**Instruções**
a. Reescreva de forma mais breve o parágrafo do bloco de texto que começa por "A Recorrente aponta erro de julgamento", mantendo os factos principais.
b. Indique se cada afirmação está de acordo com o bloco de texto, respondendo sim ou não e citando as palavras decisivas do bloco de texto: (i) o depoimento valorado pelo Tribunal recorrido foi prestado pelo filho do oponente; (ii) segundo esse depoimento, era o oponente quem geria a empresa até 2005/2006; (iii) o ponto 13 da matéria de facto deriva de prova documental.

**Bloco de texto**
============================================================

A Recorrente aponta erro de julgamento sobre a matéria de facto à decisão do Mmo. Juiz do TAF do Porto, concluindo que “deveria o meritíssimo Juiz ter dado como provado a gerência de facto exercida pelo oponente, uma vez que, quer em face da confissão do oponente, quer, ainda, em face dos elementos de prova juntos aos autos, apenas poderia concluir que o oponente foi quem exercia as funções de gerente da devedora originária no período a que respeita a dívida” (conclusão L. do recurso). Mais alega que o Tribunal recorrido errou ao valorar, como valorou, o depoimento prestado pelo filho do oponente, segundo o qual, aquele apenas “deu nome” à sociedade e que era o sócio-gerente Júlio quem geria a empresa até aos anos de 2005/2006, altura em que se ausentou do país.

Vejamos pois, estando em causa a matéria de facto fixada pelo Tribunal a quo, concretamente o seu ponto 13 (derivada da prova testemunhal produzida), a par da pretensão de levar ao probatório factualidade alegadamente confessada e que respeita ao suposto exercício efectivo da gerência pelo oponente.

============================================================

**Dados fornecidos**
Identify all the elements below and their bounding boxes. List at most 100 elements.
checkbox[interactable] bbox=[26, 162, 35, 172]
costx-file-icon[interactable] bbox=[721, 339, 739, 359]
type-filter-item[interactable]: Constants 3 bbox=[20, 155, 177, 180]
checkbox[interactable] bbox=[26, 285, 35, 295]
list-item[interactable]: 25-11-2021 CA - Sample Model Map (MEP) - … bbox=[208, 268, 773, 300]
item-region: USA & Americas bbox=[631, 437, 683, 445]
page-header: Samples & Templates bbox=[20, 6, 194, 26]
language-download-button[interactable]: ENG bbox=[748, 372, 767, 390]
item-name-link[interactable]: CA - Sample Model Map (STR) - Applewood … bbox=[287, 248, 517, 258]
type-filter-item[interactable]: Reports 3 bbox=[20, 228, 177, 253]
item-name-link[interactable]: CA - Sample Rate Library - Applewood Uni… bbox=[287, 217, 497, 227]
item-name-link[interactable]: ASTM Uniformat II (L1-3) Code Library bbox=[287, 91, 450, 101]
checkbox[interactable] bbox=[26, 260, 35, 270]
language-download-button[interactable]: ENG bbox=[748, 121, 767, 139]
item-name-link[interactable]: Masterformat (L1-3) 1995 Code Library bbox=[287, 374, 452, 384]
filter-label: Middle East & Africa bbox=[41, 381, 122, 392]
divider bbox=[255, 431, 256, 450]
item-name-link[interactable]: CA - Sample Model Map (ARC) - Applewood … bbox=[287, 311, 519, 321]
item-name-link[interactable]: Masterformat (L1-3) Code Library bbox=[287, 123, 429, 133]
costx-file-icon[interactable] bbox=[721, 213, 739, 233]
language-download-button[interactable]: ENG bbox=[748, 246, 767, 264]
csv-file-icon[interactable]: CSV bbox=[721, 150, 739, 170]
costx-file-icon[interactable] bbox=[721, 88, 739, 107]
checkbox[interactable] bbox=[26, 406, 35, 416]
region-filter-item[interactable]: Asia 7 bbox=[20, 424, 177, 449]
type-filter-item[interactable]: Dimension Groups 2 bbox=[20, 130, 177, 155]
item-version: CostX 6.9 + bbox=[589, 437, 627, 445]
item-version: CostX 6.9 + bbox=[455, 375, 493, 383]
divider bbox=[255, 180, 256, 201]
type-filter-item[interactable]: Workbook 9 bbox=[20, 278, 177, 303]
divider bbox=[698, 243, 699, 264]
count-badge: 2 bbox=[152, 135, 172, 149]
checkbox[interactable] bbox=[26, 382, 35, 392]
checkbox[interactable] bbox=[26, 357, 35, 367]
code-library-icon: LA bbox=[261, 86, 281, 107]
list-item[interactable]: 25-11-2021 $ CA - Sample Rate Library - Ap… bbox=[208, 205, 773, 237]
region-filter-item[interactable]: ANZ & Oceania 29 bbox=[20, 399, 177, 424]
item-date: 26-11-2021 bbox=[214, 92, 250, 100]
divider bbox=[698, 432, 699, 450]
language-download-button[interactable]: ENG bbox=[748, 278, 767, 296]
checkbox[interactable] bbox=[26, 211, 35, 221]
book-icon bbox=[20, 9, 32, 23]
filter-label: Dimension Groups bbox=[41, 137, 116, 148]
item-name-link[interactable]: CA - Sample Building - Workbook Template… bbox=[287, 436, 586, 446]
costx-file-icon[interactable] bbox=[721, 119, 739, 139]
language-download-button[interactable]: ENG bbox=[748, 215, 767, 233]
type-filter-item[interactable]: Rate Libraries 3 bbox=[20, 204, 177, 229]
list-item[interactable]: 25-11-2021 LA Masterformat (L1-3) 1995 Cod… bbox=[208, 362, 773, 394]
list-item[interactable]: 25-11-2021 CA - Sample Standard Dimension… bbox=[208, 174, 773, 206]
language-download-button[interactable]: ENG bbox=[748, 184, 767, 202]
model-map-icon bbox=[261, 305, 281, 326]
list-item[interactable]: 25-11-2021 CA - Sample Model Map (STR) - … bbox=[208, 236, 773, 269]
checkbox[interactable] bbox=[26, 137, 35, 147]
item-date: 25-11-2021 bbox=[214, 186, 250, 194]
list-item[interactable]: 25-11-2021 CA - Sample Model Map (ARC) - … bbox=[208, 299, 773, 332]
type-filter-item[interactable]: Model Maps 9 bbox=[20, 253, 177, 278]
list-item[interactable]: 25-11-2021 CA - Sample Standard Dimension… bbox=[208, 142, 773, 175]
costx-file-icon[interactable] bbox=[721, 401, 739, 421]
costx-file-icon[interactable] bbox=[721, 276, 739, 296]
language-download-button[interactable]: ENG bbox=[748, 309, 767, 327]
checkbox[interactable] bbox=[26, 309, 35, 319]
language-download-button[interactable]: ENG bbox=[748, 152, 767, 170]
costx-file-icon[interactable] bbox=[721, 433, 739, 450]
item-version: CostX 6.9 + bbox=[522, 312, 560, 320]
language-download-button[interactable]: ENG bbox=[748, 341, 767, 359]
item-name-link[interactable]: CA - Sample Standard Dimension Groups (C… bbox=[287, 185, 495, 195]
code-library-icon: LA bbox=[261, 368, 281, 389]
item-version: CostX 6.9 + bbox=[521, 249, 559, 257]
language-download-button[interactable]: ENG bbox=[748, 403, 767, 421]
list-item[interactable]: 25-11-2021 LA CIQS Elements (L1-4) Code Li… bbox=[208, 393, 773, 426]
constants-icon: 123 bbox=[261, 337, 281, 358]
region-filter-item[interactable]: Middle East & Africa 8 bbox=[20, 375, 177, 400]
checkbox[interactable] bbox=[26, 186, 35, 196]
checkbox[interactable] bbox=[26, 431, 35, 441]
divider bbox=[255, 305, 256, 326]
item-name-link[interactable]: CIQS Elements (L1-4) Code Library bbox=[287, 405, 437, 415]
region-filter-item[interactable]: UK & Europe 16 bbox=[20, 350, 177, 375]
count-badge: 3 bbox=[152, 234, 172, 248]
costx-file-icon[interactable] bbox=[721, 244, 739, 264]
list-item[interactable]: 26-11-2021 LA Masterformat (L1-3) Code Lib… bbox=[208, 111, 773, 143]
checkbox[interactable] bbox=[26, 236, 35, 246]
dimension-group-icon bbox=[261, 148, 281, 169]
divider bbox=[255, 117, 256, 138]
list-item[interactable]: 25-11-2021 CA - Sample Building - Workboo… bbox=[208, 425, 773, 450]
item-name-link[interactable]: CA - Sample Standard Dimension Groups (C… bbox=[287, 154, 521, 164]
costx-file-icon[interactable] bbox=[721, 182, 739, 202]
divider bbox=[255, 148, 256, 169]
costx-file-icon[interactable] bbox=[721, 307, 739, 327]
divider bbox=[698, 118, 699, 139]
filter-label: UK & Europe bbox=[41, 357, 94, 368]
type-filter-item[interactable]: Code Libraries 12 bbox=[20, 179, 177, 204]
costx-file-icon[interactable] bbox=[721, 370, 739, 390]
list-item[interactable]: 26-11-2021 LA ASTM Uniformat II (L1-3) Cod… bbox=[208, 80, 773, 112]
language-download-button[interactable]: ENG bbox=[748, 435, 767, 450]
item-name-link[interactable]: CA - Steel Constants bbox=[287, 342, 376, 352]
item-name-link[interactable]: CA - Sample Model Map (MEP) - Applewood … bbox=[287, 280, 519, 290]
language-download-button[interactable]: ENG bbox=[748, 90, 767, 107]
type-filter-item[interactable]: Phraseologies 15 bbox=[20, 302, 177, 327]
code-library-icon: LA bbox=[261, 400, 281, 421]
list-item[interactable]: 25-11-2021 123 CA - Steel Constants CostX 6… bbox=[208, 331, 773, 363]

============================================================

**Respostas por tarefa**
a. A Recorrente imputa à decisão do juiz do TAF do Porto um erro de julgamento da matéria de facto. Defende que devia ter sido dada como provada a gerência de facto exercida pelo oponente no período da dívida, tendo em conta a confissão deste e os elementos de prova juntos aos autos (conclusão L. do recurso). Alega ainda que o Tribunal recorrido errou ao valorar o depoimento do filho do oponente. Segundo esse depoimento, o oponente apenas "deu nome" à sociedade, e quem geria a empresa era o sócio-gerente Júlio, até 2005/2006, altura em que se ausentou do país.

b.
(i) Sim: "o depoimento prestado pelo filho do oponente".
(ii) Não: "era o sócio-gerente Júlio quem geria a empresa até aos anos de 2005/2006".
(iii) Não: "concretamente o seu ponto 13 (derivada da prova testemunhal produzida)".